Directions >> Scan the material below for lines with the word "ylabel" and report how many there are, with nothing added.

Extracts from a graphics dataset
[start]

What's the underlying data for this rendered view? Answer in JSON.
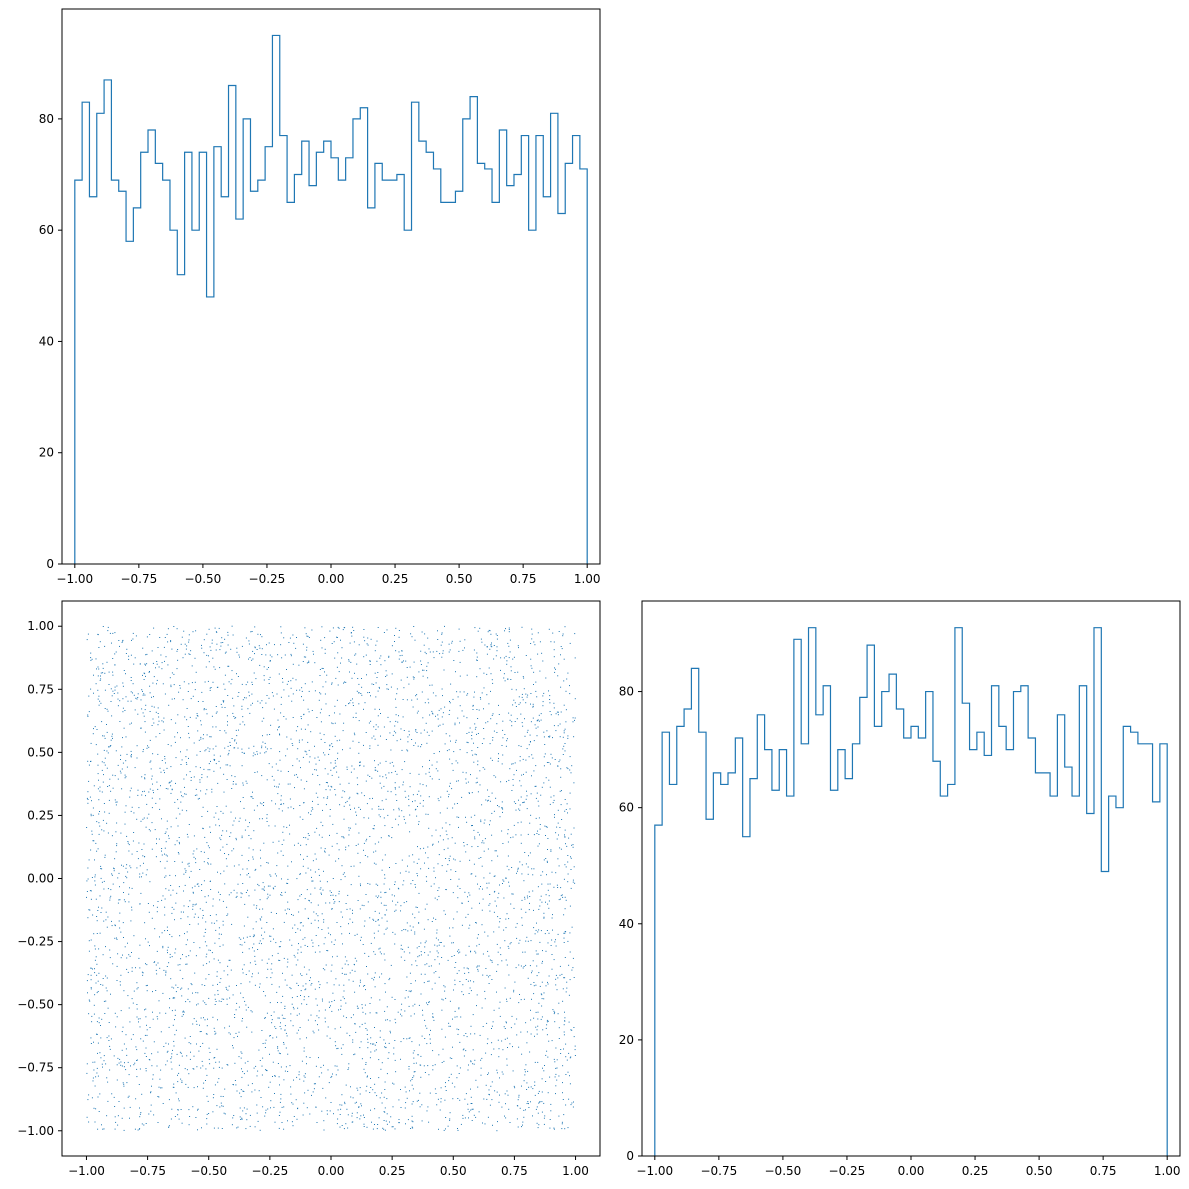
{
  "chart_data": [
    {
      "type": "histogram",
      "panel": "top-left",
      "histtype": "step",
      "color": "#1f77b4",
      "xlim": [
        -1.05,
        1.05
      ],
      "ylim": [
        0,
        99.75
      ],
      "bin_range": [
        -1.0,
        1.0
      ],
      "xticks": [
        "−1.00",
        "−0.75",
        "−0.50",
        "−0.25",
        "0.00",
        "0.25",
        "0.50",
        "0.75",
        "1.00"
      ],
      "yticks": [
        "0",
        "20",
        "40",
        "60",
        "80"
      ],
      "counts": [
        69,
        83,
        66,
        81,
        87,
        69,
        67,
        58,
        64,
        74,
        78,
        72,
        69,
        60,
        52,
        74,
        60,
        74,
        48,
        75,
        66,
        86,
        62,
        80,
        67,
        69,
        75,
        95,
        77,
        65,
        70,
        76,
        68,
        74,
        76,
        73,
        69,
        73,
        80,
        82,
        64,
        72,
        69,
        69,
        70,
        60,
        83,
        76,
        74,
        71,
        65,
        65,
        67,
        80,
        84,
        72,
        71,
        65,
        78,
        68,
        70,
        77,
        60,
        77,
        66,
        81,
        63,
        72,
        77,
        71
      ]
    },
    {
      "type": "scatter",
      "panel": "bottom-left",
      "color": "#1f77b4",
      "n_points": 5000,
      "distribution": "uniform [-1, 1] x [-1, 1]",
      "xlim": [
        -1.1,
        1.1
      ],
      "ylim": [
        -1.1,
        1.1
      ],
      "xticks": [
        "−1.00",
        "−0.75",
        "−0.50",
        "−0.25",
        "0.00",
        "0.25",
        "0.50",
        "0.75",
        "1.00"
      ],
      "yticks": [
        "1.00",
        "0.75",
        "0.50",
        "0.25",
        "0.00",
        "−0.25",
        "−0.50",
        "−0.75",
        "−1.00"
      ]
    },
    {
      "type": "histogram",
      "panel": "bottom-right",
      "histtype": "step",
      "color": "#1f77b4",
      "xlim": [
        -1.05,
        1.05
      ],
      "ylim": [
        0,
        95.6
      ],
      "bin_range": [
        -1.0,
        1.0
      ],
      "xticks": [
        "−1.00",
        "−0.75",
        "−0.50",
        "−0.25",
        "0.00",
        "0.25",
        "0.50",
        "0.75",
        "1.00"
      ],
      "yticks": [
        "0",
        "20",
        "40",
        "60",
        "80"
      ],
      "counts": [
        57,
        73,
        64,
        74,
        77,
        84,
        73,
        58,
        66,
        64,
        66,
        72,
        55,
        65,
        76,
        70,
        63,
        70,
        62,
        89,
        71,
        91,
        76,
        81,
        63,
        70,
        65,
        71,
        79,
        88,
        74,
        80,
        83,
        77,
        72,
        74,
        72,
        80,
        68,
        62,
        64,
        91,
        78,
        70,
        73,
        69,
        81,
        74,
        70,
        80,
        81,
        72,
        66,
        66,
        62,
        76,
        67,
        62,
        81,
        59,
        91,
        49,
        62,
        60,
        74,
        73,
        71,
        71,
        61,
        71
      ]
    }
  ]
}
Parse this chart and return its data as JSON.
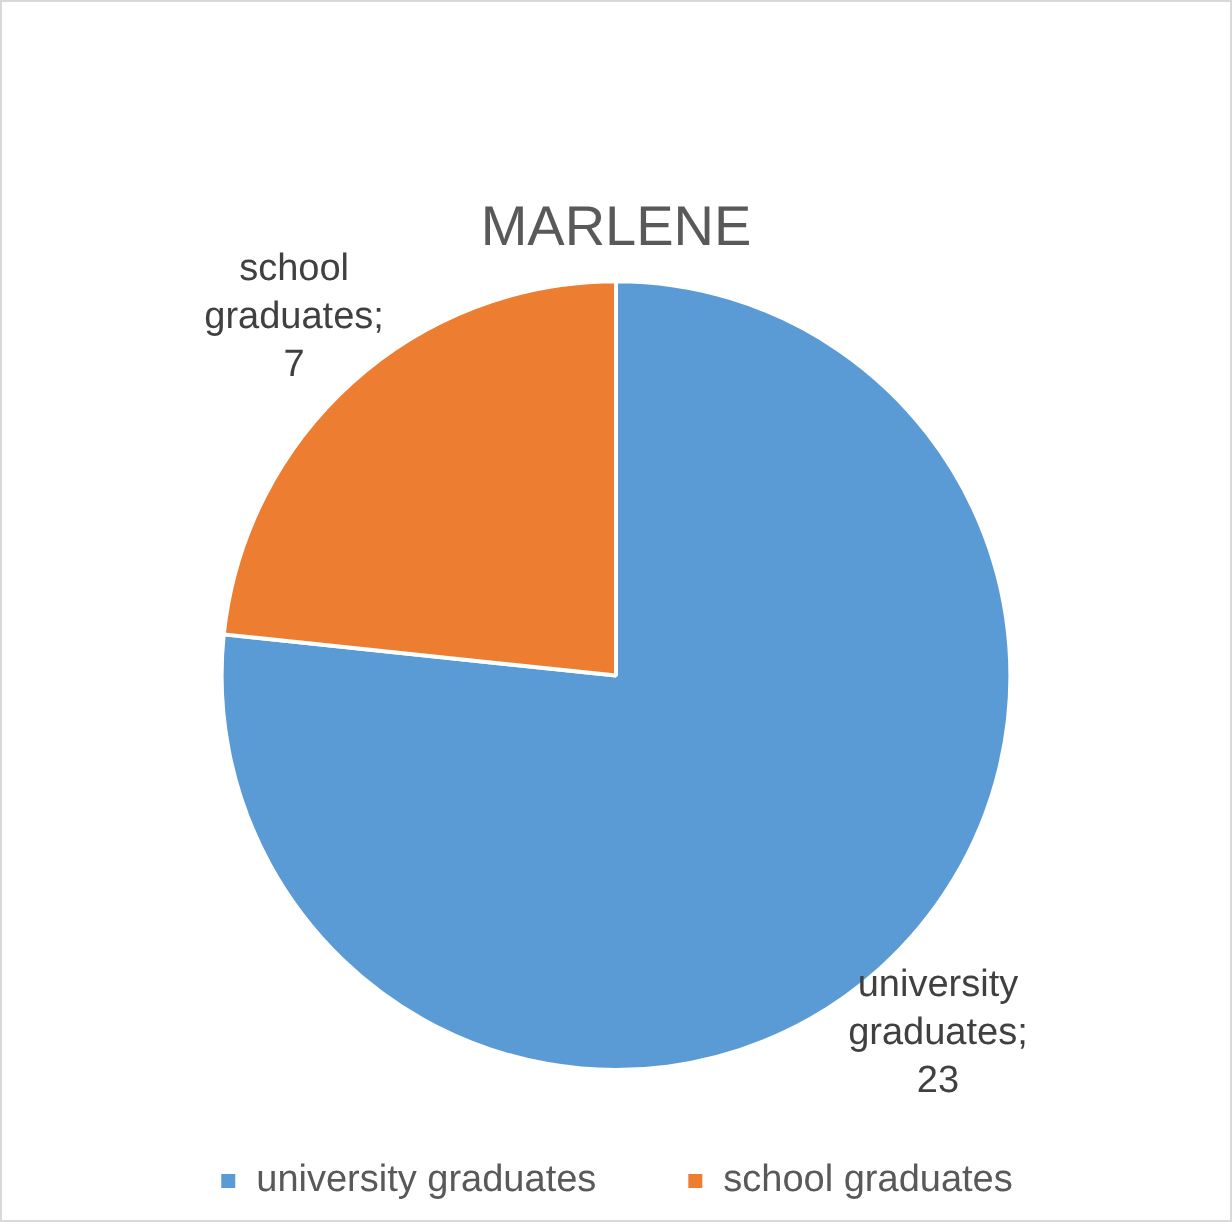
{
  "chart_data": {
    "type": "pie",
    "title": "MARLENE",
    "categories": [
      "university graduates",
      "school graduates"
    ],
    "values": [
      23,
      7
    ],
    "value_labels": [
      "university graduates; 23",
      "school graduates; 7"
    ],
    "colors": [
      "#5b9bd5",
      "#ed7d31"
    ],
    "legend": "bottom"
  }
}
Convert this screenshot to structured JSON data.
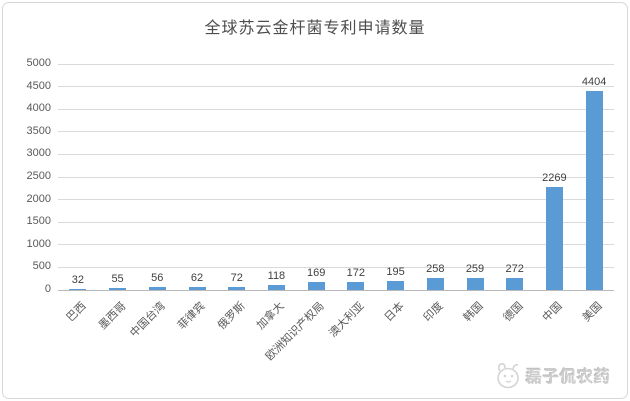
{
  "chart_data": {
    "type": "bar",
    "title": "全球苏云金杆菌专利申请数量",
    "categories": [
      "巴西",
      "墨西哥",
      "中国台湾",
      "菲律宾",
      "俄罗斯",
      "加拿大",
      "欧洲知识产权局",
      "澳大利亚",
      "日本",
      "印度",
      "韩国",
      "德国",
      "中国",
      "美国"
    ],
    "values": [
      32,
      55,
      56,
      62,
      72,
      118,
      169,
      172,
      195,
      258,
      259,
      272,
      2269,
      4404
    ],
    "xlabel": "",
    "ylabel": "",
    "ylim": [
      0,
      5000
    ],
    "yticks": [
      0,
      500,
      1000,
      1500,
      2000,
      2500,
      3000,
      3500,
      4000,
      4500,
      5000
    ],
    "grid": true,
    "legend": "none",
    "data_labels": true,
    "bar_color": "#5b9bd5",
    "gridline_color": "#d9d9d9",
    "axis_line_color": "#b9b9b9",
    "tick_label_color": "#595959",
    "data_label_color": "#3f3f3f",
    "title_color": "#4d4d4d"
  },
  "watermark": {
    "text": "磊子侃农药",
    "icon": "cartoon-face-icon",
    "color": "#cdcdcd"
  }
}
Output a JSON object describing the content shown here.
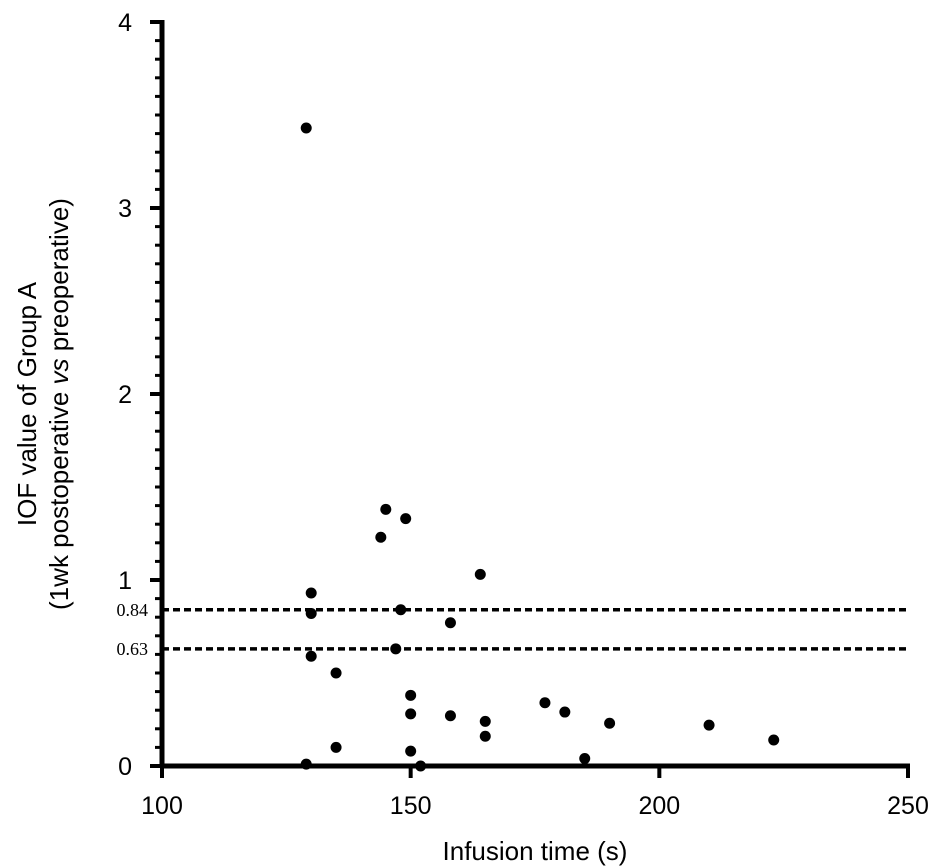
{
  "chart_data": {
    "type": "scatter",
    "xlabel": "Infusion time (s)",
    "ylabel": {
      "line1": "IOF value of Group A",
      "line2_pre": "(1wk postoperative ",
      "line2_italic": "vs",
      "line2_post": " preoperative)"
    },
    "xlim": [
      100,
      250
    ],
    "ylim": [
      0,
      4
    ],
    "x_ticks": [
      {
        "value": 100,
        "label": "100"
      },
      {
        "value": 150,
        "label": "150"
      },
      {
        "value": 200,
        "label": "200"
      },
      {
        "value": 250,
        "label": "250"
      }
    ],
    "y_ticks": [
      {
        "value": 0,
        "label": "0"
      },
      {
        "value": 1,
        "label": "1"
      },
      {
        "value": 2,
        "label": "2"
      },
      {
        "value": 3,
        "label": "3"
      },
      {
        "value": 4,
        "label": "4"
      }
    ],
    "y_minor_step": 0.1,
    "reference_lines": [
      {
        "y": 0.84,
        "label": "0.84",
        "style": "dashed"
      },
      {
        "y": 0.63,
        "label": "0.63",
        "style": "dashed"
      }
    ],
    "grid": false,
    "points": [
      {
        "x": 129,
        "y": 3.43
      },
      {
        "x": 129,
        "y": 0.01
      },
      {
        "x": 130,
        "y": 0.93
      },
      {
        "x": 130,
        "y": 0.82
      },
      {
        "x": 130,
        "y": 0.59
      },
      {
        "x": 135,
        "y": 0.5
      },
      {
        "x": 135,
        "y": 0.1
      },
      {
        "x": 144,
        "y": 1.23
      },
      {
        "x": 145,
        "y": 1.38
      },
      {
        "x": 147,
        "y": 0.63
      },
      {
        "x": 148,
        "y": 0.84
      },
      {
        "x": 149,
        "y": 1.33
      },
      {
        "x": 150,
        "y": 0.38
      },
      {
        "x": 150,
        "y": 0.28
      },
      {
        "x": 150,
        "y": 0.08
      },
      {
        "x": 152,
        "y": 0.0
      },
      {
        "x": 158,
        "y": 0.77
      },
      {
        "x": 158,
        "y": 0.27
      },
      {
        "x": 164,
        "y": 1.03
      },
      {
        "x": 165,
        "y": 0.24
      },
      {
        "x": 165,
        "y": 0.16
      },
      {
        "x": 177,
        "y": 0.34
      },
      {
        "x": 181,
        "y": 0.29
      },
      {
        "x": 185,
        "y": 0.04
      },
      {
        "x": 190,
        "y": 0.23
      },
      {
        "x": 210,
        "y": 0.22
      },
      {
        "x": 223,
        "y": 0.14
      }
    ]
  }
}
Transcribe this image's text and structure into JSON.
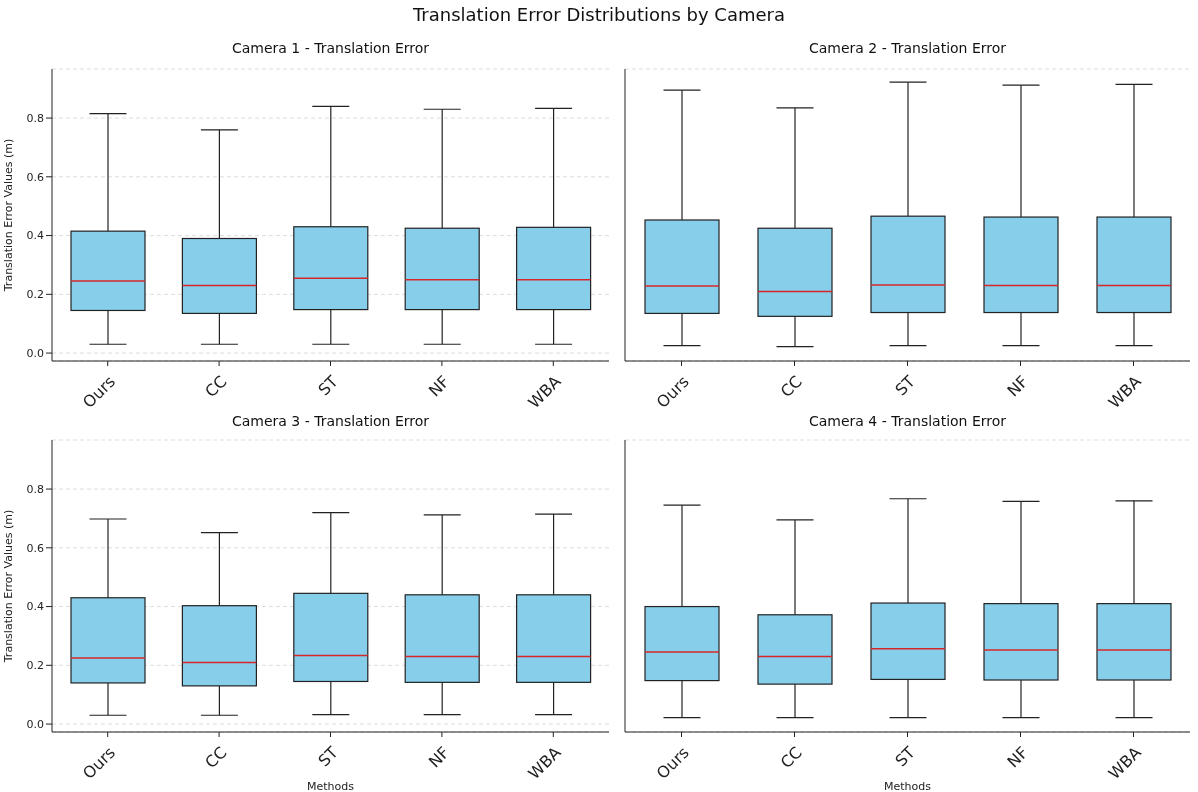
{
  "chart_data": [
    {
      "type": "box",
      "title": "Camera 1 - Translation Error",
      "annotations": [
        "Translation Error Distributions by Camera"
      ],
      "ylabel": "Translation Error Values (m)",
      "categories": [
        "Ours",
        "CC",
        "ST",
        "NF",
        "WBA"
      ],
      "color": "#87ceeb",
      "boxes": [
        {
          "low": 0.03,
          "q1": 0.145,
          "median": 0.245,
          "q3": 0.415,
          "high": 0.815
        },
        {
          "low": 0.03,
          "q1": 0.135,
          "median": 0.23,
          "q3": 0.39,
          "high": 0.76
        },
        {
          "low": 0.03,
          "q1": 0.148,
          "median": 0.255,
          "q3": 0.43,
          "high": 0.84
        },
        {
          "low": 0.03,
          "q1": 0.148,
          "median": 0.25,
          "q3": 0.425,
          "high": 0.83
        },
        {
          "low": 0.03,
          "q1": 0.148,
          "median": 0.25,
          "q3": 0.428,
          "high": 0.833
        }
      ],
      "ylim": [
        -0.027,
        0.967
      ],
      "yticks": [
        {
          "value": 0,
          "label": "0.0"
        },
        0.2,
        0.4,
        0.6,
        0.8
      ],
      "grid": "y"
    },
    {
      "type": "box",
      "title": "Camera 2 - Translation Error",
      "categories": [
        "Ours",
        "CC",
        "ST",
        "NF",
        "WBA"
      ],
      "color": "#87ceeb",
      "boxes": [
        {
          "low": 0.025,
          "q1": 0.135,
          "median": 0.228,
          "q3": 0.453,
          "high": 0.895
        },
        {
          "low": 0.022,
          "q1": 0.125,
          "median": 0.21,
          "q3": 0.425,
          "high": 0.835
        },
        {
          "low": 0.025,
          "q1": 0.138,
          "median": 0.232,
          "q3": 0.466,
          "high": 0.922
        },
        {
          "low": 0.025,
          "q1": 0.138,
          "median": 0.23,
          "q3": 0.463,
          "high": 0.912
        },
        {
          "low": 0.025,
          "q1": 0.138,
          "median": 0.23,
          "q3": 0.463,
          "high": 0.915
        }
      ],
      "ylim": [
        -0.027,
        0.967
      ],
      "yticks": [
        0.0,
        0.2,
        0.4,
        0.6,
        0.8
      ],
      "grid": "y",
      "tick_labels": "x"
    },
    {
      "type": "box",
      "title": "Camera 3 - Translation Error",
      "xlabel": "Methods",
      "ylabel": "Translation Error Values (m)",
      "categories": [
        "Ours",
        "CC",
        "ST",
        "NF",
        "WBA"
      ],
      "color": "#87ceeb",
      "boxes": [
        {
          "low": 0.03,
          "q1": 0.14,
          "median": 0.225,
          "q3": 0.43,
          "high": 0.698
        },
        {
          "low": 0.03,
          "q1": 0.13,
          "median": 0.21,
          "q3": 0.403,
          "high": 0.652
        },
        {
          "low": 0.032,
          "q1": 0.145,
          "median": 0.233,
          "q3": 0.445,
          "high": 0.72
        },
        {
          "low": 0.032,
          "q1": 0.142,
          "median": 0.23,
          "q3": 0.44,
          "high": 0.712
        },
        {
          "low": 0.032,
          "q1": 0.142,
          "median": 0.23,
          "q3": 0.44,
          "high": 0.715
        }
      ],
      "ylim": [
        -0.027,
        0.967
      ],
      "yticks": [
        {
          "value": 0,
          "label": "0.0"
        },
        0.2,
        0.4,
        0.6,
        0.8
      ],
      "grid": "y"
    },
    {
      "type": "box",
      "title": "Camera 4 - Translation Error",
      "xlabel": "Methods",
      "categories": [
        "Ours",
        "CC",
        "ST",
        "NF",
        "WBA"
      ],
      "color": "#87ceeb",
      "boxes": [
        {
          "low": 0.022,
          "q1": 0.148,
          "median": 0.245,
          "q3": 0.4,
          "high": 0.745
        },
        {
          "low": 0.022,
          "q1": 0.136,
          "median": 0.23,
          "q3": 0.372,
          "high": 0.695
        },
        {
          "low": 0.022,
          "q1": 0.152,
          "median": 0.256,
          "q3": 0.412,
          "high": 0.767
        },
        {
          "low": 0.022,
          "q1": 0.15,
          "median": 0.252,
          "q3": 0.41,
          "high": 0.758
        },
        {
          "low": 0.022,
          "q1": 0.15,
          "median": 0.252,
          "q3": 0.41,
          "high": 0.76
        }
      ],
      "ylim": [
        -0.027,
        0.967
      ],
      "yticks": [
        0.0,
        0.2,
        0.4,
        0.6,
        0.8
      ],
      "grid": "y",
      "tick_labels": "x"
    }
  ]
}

[end]

Solution to the problem >> 4